*DATA FOR THIS TASK*.
————

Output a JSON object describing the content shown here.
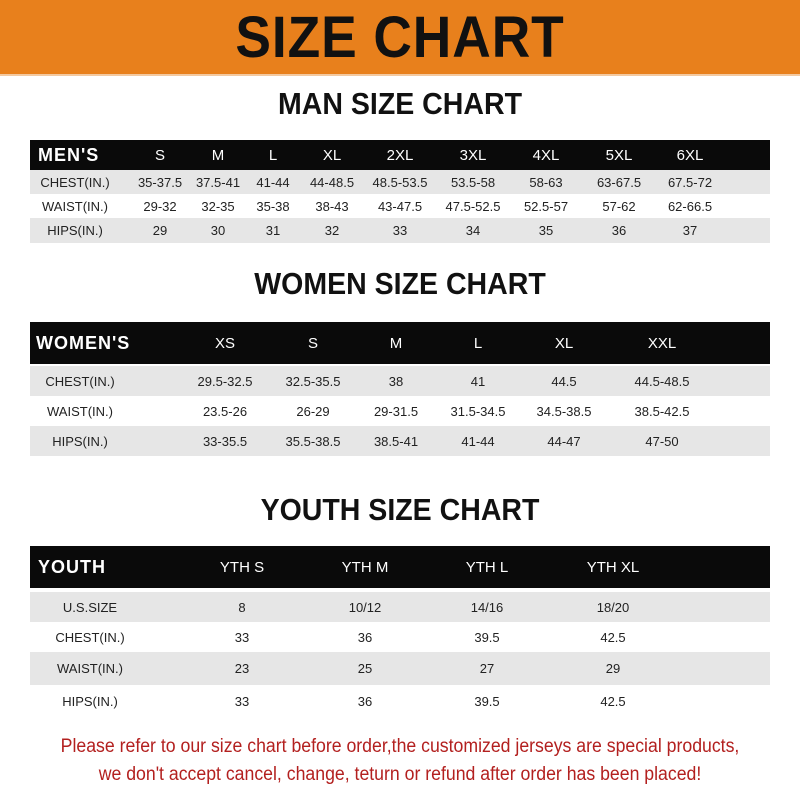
{
  "title": "SIZE CHART",
  "colors": {
    "banner": "#e8801c",
    "header_row": "#0a0a0a",
    "stripe": "#e6e6e6",
    "note": "#b3201f"
  },
  "men": {
    "title": "MAN SIZE CHART",
    "header": [
      "MEN'S",
      "S",
      "M",
      "L",
      "XL",
      "2XL",
      "3XL",
      "4XL",
      "5XL",
      "6XL"
    ],
    "rows": [
      [
        "CHEST(IN.)",
        "35-37.5",
        "37.5-41",
        "41-44",
        "44-48.5",
        "48.5-53.5",
        "53.5-58",
        "58-63",
        "63-67.5",
        "67.5-72"
      ],
      [
        "WAIST(IN.)",
        "29-32",
        "32-35",
        "35-38",
        "38-43",
        "43-47.5",
        "47.5-52.5",
        "52.5-57",
        "57-62",
        "62-66.5"
      ],
      [
        "HIPS(IN.)",
        "29",
        "30",
        "31",
        "32",
        "33",
        "34",
        "35",
        "36",
        "37"
      ]
    ]
  },
  "women": {
    "title": "WOMEN SIZE CHART",
    "header": [
      "WOMEN'S",
      "XS",
      "S",
      "M",
      "L",
      "XL",
      "XXL"
    ],
    "rows": [
      [
        "CHEST(IN.)",
        "29.5-32.5",
        "32.5-35.5",
        "38",
        "41",
        "44.5",
        "44.5-48.5"
      ],
      [
        "WAIST(IN.)",
        "23.5-26",
        "26-29",
        "29-31.5",
        "31.5-34.5",
        "34.5-38.5",
        "38.5-42.5"
      ],
      [
        "HIPS(IN.)",
        "33-35.5",
        "35.5-38.5",
        "38.5-41",
        "41-44",
        "44-47",
        "47-50"
      ]
    ]
  },
  "youth": {
    "title": "YOUTH SIZE CHART",
    "header": [
      "YOUTH",
      "YTH S",
      "YTH M",
      "YTH L",
      "YTH XL"
    ],
    "rows": [
      [
        "U.S.SIZE",
        "8",
        "10/12",
        "14/16",
        "18/20"
      ],
      [
        "CHEST(IN.)",
        "33",
        "36",
        "39.5",
        "42.5"
      ],
      [
        "WAIST(IN.)",
        "23",
        "25",
        "27",
        "29"
      ],
      [
        "HIPS(IN.)",
        "33",
        "36",
        "39.5",
        "42.5"
      ]
    ]
  },
  "note": {
    "line1": "Please refer to our size chart before order,the customized jerseys are special products,",
    "line2": "we don't accept cancel, change, teturn or refund after order has been placed!"
  }
}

————

Determine how many lines of the data contain the word "title", and reply with that number only.

*IN RESPONSE*. 4